> _Data entries_:
****************

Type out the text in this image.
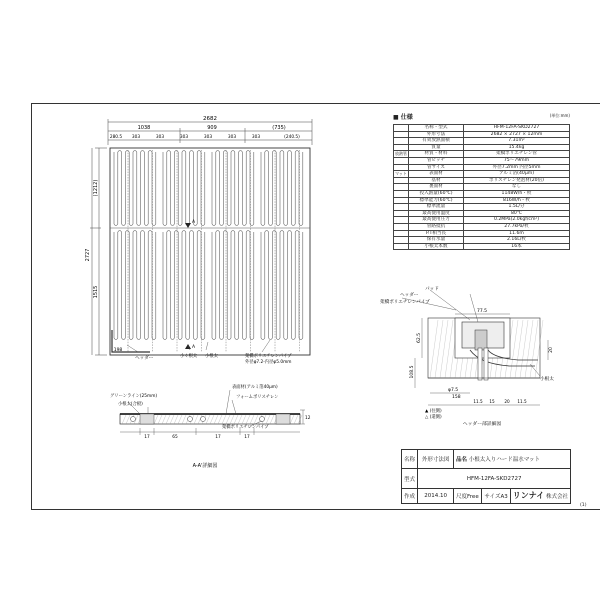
2682
1038	909	(735)
280.5 303	303	303	303	303	303	(240.5)
2727
(1212)
1515
198
ヘッダー	小々根太 小根太	架橋ポリエチレンパイプ
外径φ7.2-内径φ5.0mm
A
A
表面材(アルミ箔40μm)
グリーンライン(25mm)
小根太(合板)
フォームポリスチレン
架橋ポリエチレンパイプ
17	65	17	17
12
A-A'詳細図
ヘッダー
パッド
架橋ポリエチレンパイプ
小根太
77.5
62.5
108.5
φ7.5
158
20
11.5 15 20 11.5
▲ (往側)
△ (還側)
ヘッダー部詳細図
■ 仕様	(単位:mm)
	名称・型式	HFM-12FA-SKD2727
	外形寸法	2682 × 2727 × 12mm
	有効放熱面積	7.31m²
	質量	15.4kg
放熱管	材質・材料	架橋ポリエチレン管
	管ピッチ	75〜79mm
	管サイズ	外径7.2mm 内径5mm
マット	表面材	アルミ箔(40μm)
	基材	ポリスチレン発泡材(20倍)
	裏面材	なし
	投入熱量(60℃)	1148W/h・枚
	標準能力(60℃)	816W/h・枚
	標準流量	1.5L/分
	最高使用温度	80℃
	最高使用圧力	0.2MPa(2.0kgf/cm²)
	管路抵抗	27.7kPa/枚
	P.T相当長	11.6m
	保有水量	2.16L/枚
	小根太本数	16本
名称	外形寸法図	品名 小根太入りハード温水マット		
型式	HFM-12FA-SKD2727			
作成	2014.10	尺度Free	サイズA3	リンナイ 株式会社
(1)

****************

> _Task objective_:
Print each record exactly as it stands, leaving the images out.

> _Exercise response_:
Type out the text in this image.
2682
1038	909	(735)
280.5 303	303	303	303	303	303	(240.5)
2727
(1212)
1515
198
ヘッダー	小々根太 小根太	架橋ポリエチレンパイプ
外径φ7.2-内径φ5.0mm
A
A
表面材(アルミ箔40μm)
グリーンライン(25mm)
小根太(合板)
フォームポリスチレン
架橋ポリエチレンパイプ
17	65	17	17
12
A-A'詳細図
ヘッダー
パッド
架橋ポリエチレンパイプ
小根太
77.5
62.5
108.5
φ7.5
158
20
11.5 15 20 11.5
▲ (往側)
△ (還側)
ヘッダー部詳細図
■ 仕様	(単位:mm)
	名称・型式	HFM-12FA-SKD2727
	外形寸法	2682 × 2727 × 12mm
	有効放熱面積	7.31m²
	質量	15.4kg
放熱管	材質・材料	架橋ポリエチレン管
	管ピッチ	75〜79mm
	管サイズ	外径7.2mm 内径5mm
マット	表面材	アルミ箔(40μm)
	基材	ポリスチレン発泡材(20倍)
	裏面材	なし
	投入熱量(60℃)	1148W/h・枚
	標準能力(60℃)	816W/h・枚
	標準流量	1.5L/分
	最高使用温度	80℃
	最高使用圧力	0.2MPa(2.0kgf/cm²)
	管路抵抗	27.7kPa/枚
	P.T相当長	11.6m
	保有水量	2.16L/枚
	小根太本数	16本
名称	外形寸法図	品名 小根太入りハード温水マット		
型式	HFM-12FA-SKD2727			
作成	2014.10	尺度Free	サイズA3	リンナイ 株式会社
(1)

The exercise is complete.